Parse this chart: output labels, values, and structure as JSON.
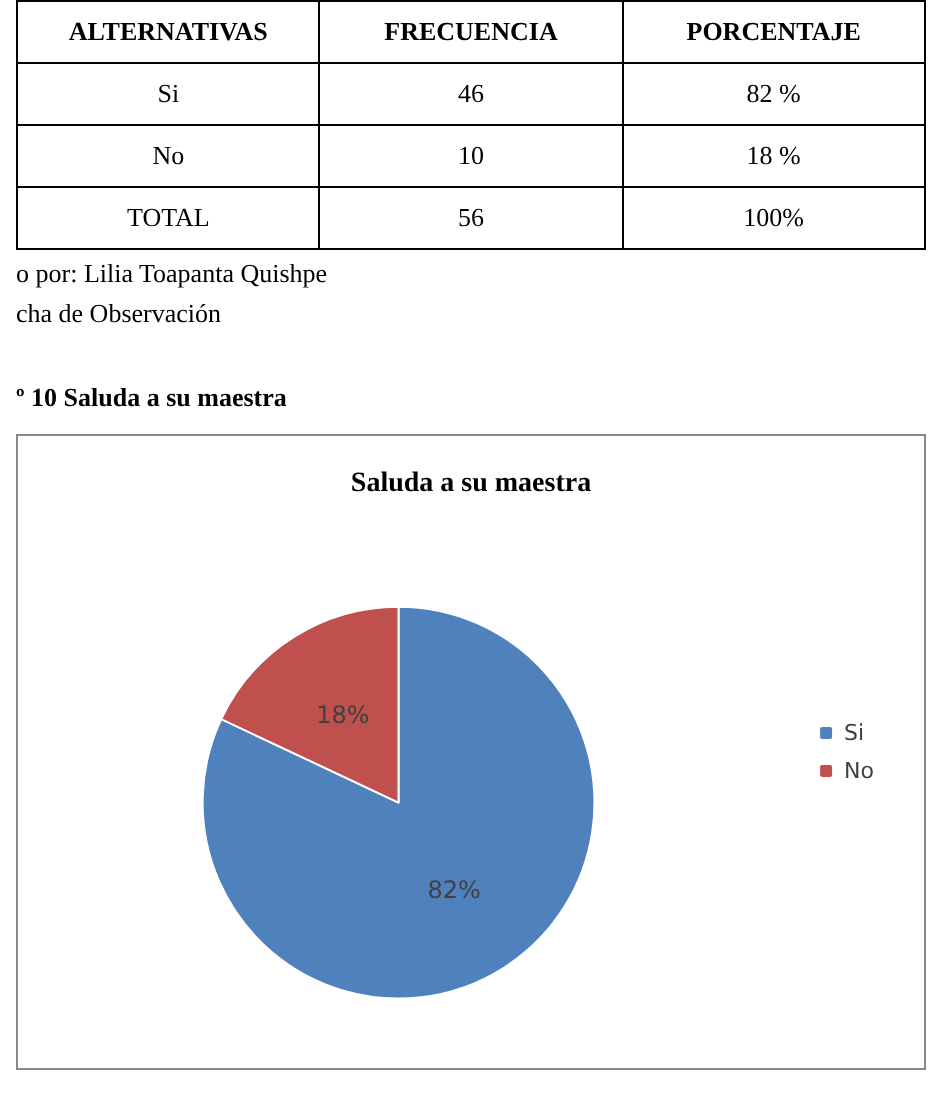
{
  "chart_data": {
    "type": "pie",
    "title": "Saluda a su maestra",
    "categories": [
      "Si",
      "No"
    ],
    "values": [
      82,
      18
    ],
    "value_labels": [
      "82%",
      "18%"
    ],
    "colors": [
      "#4f81bd",
      "#c0504d"
    ],
    "legend": "right",
    "annotations": [
      "ALTERNATIVAS",
      "FRECUENCIA",
      "PORCENTAJE",
      "Si",
      "46",
      "82 %",
      "No",
      "10",
      "18 %",
      "TOTAL",
      "56",
      "100%",
      "o  por: Lilia Toapanta Quishpe",
      "cha de Observación",
      "º 10 Saluda a su maestra"
    ]
  }
}
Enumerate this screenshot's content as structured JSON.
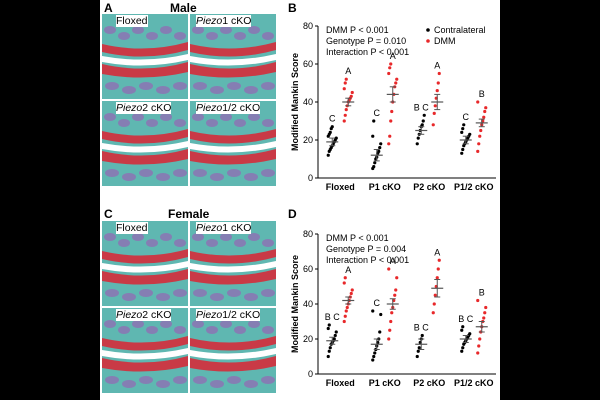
{
  "colors": {
    "contralateral": "#000000",
    "dmm": "#e8282a",
    "cartilage": "#c93a46",
    "bone": "#5fb7b1",
    "marrow": "#8a78b4"
  },
  "panels": [
    {
      "letter": "A",
      "title": "Male",
      "images": [
        {
          "label": "Floxed"
        },
        {
          "label_italic": "Piezo",
          "label_rest": "1 cKO"
        },
        {
          "label_italic": "Piezo",
          "label_rest": "2 cKO"
        },
        {
          "label_italic": "Piezo",
          "label_rest": "1/2 cKO"
        }
      ]
    },
    {
      "letter": "C",
      "title": "Female",
      "images": [
        {
          "label": "Floxed"
        },
        {
          "label_italic": "Piezo",
          "label_rest": "1 cKO"
        },
        {
          "label_italic": "Piezo",
          "label_rest": "2 cKO"
        },
        {
          "label_italic": "Piezo",
          "label_rest": "1/2 cKO"
        }
      ]
    }
  ],
  "chart_data": [
    {
      "letter": "B",
      "type": "scatter",
      "ylabel": "Modified Mankin Score",
      "ylim": [
        0,
        80
      ],
      "yticks": [
        0,
        20,
        40,
        60,
        80
      ],
      "categories": [
        "Floxed",
        "P1 cKO",
        "P2 cKO",
        "P1/2 cKO"
      ],
      "stats": [
        "DMM P < 0.001",
        "Genotype P = 0.010",
        "Interaction P < 0.001"
      ],
      "legend": [
        "Contralateral",
        "DMM"
      ],
      "series": [
        {
          "name": "Contralateral",
          "means": [
            19,
            12,
            25,
            20
          ],
          "sems": [
            2,
            3,
            2,
            2
          ],
          "letters": [
            "C",
            "C",
            "B C",
            "C"
          ],
          "points": [
            [
              12,
              14,
              15,
              16,
              17,
              18,
              19,
              20,
              21,
              22,
              23,
              24,
              26,
              27
            ],
            [
              5,
              6,
              8,
              10,
              11,
              13,
              14,
              16,
              18,
              22,
              30
            ],
            [
              18,
              21,
              23,
              25,
              27,
              28,
              30,
              33
            ],
            [
              13,
              15,
              17,
              18,
              19,
              20,
              21,
              22,
              23,
              24,
              26,
              28
            ]
          ]
        },
        {
          "name": "DMM",
          "means": [
            40,
            44,
            40,
            29
          ],
          "sems": [
            2,
            4,
            4,
            2
          ],
          "letters": [
            "A",
            "A",
            "A",
            "B"
          ],
          "points": [
            [
              30,
              33,
              36,
              38,
              40,
              41,
              42,
              43,
              45,
              47,
              50,
              52
            ],
            [
              18,
              22,
              30,
              35,
              40,
              44,
              48,
              50,
              52,
              55,
              58,
              60
            ],
            [
              28,
              34,
              38,
              42,
              46,
              50,
              55
            ],
            [
              14,
              18,
              22,
              25,
              28,
              30,
              32,
              35,
              37,
              40
            ]
          ]
        }
      ]
    },
    {
      "letter": "D",
      "type": "scatter",
      "ylabel": "Modified Mankin Score",
      "ylim": [
        0,
        80
      ],
      "yticks": [
        0,
        20,
        40,
        60,
        80
      ],
      "categories": [
        "Floxed",
        "P1 cKO",
        "P2 cKO",
        "P1/2 cKO"
      ],
      "stats": [
        "DMM P < 0.001",
        "Genotype P = 0.004",
        "Interaction P < 0.001"
      ],
      "series": [
        {
          "name": "Contralateral",
          "means": [
            19,
            17,
            17,
            20
          ],
          "sems": [
            2,
            3,
            3,
            2
          ],
          "letters": [
            "B C",
            "C",
            "B C",
            "B C"
          ],
          "points": [
            [
              10,
              13,
              15,
              17,
              18,
              19,
              20,
              22,
              24,
              26,
              28
            ],
            [
              8,
              10,
              12,
              14,
              16,
              18,
              20,
              24,
              34,
              36
            ],
            [
              10,
              13,
              15,
              18,
              20,
              22
            ],
            [
              13,
              15,
              17,
              18,
              19,
              20,
              21,
              22,
              23,
              25,
              27
            ]
          ]
        },
        {
          "name": "DMM",
          "means": [
            42,
            40,
            49,
            27
          ],
          "sems": [
            2,
            3,
            5,
            3
          ],
          "letters": [
            "A",
            "A",
            "A",
            "B"
          ],
          "points": [
            [
              30,
              33,
              36,
              38,
              40,
              42,
              44,
              46,
              48,
              52,
              55
            ],
            [
              20,
              25,
              30,
              35,
              38,
              42,
              45,
              48,
              55,
              60
            ],
            [
              35,
              40,
              45,
              50,
              55,
              60,
              65
            ],
            [
              12,
              16,
              20,
              24,
              27,
              30,
              32,
              35,
              38,
              42
            ]
          ]
        }
      ]
    }
  ]
}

────

Return all of the data exactly as written, and drop the pictures.

Parse this chart: output labels, values, and structure as JSON.
{
  "chart_data": {
    "type": "pie",
    "title": "Saluda a su maestra",
    "categories": [
      "Si",
      "No"
    ],
    "values": [
      82,
      18
    ],
    "value_labels": [
      "82%",
      "18%"
    ],
    "colors": [
      "#4f81bd",
      "#c0504d"
    ],
    "legend": "right",
    "annotations": [
      "ALTERNATIVAS",
      "FRECUENCIA",
      "PORCENTAJE",
      "Si",
      "46",
      "82 %",
      "No",
      "10",
      "18 %",
      "TOTAL",
      "56",
      "100%",
      "o  por: Lilia Toapanta Quishpe",
      "cha de Observación",
      "º 10 Saluda a su maestra"
    ]
  }
}
Enumerate this screenshot's content as structured JSON.
{
  "colors": {
    "contralateral": "#000000",
    "dmm": "#e8282a",
    "cartilage": "#c93a46",
    "bone": "#5fb7b1",
    "marrow": "#8a78b4"
  },
  "panels": [
    {
      "letter": "A",
      "title": "Male",
      "images": [
        {
          "label": "Floxed"
        },
        {
          "label_italic": "Piezo",
          "label_rest": "1 cKO"
        },
        {
          "label_italic": "Piezo",
          "label_rest": "2 cKO"
        },
        {
          "label_italic": "Piezo",
          "label_rest": "1/2 cKO"
        }
      ]
    },
    {
      "letter": "C",
      "title": "Female",
      "images": [
        {
          "label": "Floxed"
        },
        {
          "label_italic": "Piezo",
          "label_rest": "1 cKO"
        },
        {
          "label_italic": "Piezo",
          "label_rest": "2 cKO"
        },
        {
          "label_italic": "Piezo",
          "label_rest": "1/2 cKO"
        }
      ]
    }
  ],
  "chart_data": [
    {
      "letter": "B",
      "type": "scatter",
      "ylabel": "Modified Mankin Score",
      "ylim": [
        0,
        80
      ],
      "yticks": [
        0,
        20,
        40,
        60,
        80
      ],
      "categories": [
        "Floxed",
        "P1 cKO",
        "P2 cKO",
        "P1/2 cKO"
      ],
      "stats": [
        "DMM P < 0.001",
        "Genotype P = 0.010",
        "Interaction P < 0.001"
      ],
      "legend": [
        "Contralateral",
        "DMM"
      ],
      "series": [
        {
          "name": "Contralateral",
          "means": [
            19,
            12,
            25,
            20
          ],
          "sems": [
            2,
            3,
            2,
            2
          ],
          "letters": [
            "C",
            "C",
            "B C",
            "C"
          ],
          "points": [
            [
              12,
              14,
              15,
              16,
              17,
              18,
              19,
              20,
              21,
              22,
              23,
              24,
              26,
              27
            ],
            [
              5,
              6,
              8,
              10,
              11,
              13,
              14,
              16,
              18,
              22,
              30
            ],
            [
              18,
              21,
              23,
              25,
              27,
              28,
              30,
              33
            ],
            [
              13,
              15,
              17,
              18,
              19,
              20,
              21,
              22,
              23,
              24,
              26,
              28
            ]
          ]
        },
        {
          "name": "DMM",
          "means": [
            40,
            44,
            40,
            29
          ],
          "sems": [
            2,
            4,
            4,
            2
          ],
          "letters": [
            "A",
            "A",
            "A",
            "B"
          ],
          "points": [
            [
              30,
              33,
              36,
              38,
              40,
              41,
              42,
              43,
              45,
              47,
              50,
              52
            ],
            [
              18,
              22,
              30,
              35,
              40,
              44,
              48,
              50,
              52,
              55,
              58,
              60
            ],
            [
              28,
              34,
              38,
              42,
              46,
              50,
              55
            ],
            [
              14,
              18,
              22,
              25,
              28,
              30,
              32,
              35,
              37,
              40
            ]
          ]
        }
      ]
    },
    {
      "letter": "D",
      "type": "scatter",
      "ylabel": "Modified Mankin Score",
      "ylim": [
        0,
        80
      ],
      "yticks": [
        0,
        20,
        40,
        60,
        80
      ],
      "categories": [
        "Floxed",
        "P1 cKO",
        "P2 cKO",
        "P1/2 cKO"
      ],
      "stats": [
        "DMM P < 0.001",
        "Genotype P = 0.004",
        "Interaction P < 0.001"
      ],
      "series": [
        {
          "name": "Contralateral",
          "means": [
            19,
            17,
            17,
            20
          ],
          "sems": [
            2,
            3,
            3,
            2
          ],
          "letters": [
            "B C",
            "C",
            "B C",
            "B C"
          ],
          "points": [
            [
              10,
              13,
              15,
              17,
              18,
              19,
              20,
              22,
              24,
              26,
              28
            ],
            [
              8,
              10,
              12,
              14,
              16,
              18,
              20,
              24,
              34,
              36
            ],
            [
              10,
              13,
              15,
              18,
              20,
              22
            ],
            [
              13,
              15,
              17,
              18,
              19,
              20,
              21,
              22,
              23,
              25,
              27
            ]
          ]
        },
        {
          "name": "DMM",
          "means": [
            42,
            40,
            49,
            27
          ],
          "sems": [
            2,
            3,
            5,
            3
          ],
          "letters": [
            "A",
            "A",
            "A",
            "B"
          ],
          "points": [
            [
              30,
              33,
              36,
              38,
              40,
              42,
              44,
              46,
              48,
              52,
              55
            ],
            [
              20,
              25,
              30,
              35,
              38,
              42,
              45,
              48,
              55,
              60
            ],
            [
              35,
              40,
              45,
              50,
              55,
              60,
              65
            ],
            [
              12,
              16,
              20,
              24,
              27,
              30,
              32,
              35,
              38,
              42
            ]
          ]
        }
      ]
    }
  ]
}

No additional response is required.